### INPUT RECORDS
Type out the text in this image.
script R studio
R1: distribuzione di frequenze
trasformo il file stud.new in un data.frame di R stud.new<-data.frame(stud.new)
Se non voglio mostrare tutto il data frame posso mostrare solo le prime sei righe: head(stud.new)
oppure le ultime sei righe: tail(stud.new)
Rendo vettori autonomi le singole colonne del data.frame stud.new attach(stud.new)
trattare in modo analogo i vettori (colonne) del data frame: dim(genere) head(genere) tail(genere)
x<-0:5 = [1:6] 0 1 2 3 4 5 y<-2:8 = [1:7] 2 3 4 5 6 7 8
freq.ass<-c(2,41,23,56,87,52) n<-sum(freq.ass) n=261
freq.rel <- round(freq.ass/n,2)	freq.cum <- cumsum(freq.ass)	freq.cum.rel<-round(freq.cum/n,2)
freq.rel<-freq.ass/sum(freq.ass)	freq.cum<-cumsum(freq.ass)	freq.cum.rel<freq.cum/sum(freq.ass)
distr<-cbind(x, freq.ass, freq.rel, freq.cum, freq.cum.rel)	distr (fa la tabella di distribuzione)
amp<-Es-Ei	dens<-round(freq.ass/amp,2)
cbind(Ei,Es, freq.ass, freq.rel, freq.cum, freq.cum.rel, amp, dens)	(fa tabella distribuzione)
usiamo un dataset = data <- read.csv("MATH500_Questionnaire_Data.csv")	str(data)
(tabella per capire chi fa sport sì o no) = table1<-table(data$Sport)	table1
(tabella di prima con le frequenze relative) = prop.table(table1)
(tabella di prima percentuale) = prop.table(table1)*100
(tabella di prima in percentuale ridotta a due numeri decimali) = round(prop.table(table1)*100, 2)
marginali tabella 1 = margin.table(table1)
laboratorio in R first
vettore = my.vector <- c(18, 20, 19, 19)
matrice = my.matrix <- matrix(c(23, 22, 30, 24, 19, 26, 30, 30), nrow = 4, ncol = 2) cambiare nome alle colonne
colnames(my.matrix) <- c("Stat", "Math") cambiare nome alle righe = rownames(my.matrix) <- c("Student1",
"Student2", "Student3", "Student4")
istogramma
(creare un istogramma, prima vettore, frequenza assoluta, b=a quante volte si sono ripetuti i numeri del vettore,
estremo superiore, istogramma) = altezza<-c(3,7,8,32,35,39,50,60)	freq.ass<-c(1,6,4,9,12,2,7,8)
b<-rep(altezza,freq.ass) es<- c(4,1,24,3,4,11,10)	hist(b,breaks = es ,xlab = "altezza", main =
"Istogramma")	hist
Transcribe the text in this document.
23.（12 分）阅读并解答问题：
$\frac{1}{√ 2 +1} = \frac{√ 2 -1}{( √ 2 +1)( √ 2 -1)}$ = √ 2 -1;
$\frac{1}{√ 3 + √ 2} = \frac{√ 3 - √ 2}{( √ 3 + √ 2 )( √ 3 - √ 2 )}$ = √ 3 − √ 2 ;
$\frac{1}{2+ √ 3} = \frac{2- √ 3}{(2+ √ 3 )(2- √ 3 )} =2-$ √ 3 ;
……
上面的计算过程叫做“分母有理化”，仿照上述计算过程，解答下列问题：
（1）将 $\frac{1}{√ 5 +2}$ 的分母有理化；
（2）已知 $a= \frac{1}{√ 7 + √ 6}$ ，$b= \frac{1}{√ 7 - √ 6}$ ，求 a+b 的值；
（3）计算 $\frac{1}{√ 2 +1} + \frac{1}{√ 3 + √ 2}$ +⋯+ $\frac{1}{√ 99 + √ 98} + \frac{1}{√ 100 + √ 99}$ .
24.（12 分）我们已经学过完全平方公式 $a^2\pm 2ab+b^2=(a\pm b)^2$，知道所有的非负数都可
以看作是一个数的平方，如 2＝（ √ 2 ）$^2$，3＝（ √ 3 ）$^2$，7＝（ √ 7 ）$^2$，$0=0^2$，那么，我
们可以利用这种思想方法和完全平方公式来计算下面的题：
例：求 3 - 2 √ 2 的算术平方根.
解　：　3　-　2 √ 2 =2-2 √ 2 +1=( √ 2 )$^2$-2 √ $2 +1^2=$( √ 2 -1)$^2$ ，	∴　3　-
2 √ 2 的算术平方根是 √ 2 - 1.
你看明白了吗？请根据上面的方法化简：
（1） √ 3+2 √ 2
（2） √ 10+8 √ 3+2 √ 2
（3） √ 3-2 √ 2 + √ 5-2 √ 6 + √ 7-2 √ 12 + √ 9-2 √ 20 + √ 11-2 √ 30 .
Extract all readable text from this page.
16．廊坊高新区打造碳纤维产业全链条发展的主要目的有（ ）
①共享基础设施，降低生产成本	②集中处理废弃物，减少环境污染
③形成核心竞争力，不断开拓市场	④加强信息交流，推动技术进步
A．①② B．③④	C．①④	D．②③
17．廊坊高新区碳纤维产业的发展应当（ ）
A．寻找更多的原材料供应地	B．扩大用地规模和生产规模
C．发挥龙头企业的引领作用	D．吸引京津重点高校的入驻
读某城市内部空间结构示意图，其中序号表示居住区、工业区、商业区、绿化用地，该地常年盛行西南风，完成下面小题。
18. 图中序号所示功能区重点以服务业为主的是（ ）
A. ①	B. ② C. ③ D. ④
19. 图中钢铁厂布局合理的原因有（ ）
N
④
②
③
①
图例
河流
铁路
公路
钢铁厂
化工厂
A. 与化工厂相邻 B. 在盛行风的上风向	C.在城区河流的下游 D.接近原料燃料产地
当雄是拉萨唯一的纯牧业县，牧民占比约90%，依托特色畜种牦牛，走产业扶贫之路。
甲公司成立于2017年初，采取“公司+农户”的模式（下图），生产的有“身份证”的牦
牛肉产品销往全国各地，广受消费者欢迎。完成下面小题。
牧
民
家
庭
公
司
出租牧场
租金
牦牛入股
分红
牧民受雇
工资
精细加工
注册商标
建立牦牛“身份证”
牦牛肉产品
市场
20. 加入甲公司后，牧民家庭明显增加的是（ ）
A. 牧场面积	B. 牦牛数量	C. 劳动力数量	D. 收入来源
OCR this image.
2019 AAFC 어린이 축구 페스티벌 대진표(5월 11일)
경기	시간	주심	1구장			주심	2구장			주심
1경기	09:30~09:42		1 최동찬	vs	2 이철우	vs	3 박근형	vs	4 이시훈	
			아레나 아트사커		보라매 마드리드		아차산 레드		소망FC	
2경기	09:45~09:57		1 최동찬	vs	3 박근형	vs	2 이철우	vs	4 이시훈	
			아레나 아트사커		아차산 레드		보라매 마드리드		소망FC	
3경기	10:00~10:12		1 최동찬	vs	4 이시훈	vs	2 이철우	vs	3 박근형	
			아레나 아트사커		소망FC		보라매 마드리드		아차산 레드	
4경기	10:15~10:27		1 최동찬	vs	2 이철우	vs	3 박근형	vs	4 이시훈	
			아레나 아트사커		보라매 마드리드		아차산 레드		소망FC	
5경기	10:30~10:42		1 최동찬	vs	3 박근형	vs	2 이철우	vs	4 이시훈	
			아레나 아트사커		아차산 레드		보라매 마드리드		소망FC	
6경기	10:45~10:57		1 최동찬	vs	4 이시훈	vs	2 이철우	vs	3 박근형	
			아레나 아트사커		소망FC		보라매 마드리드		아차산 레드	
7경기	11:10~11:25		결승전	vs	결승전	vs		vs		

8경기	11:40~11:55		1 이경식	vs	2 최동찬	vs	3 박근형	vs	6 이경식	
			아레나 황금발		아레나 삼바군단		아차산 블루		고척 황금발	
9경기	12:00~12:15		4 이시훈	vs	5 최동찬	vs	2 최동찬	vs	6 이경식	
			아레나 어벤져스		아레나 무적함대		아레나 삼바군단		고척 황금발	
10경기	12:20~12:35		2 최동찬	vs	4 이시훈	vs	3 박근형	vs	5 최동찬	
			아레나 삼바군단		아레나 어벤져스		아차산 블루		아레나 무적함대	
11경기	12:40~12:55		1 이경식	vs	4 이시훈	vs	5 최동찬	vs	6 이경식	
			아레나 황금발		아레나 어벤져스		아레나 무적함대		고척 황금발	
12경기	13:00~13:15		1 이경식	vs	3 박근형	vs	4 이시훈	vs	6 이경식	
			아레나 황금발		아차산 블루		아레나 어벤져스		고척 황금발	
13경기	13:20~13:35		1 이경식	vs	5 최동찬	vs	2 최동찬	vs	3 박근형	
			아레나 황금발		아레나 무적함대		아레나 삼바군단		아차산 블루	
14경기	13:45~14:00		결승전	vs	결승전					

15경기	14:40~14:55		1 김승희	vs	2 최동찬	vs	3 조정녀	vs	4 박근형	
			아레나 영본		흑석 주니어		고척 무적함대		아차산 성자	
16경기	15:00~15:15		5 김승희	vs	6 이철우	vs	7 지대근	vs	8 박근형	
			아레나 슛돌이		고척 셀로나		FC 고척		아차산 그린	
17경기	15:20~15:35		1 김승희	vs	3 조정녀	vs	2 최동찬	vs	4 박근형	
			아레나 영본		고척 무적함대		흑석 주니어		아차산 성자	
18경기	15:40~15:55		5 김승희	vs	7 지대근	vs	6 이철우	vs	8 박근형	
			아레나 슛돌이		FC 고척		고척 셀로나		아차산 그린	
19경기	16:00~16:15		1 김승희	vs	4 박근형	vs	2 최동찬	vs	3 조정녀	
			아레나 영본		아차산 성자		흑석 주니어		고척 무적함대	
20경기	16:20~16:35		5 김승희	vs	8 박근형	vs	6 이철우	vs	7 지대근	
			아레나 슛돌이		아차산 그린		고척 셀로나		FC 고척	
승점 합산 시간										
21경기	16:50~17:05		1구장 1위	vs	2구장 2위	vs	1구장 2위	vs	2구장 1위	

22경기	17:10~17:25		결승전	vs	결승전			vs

### STATED EXERCISE
Where a line of the entries contains the word "alle", copy that line.

### THE REPLY
matrice = my.matrix <- matrix(c(23, 22, 30, 24, 19, 26, 30, 30), nrow = 4, ncol = 2) cambiare nome alle colonne
colnames(my.matrix) <- c("Stat", "Math") cambiare nome alle righe = rownames(my.matrix) <- c("Student1",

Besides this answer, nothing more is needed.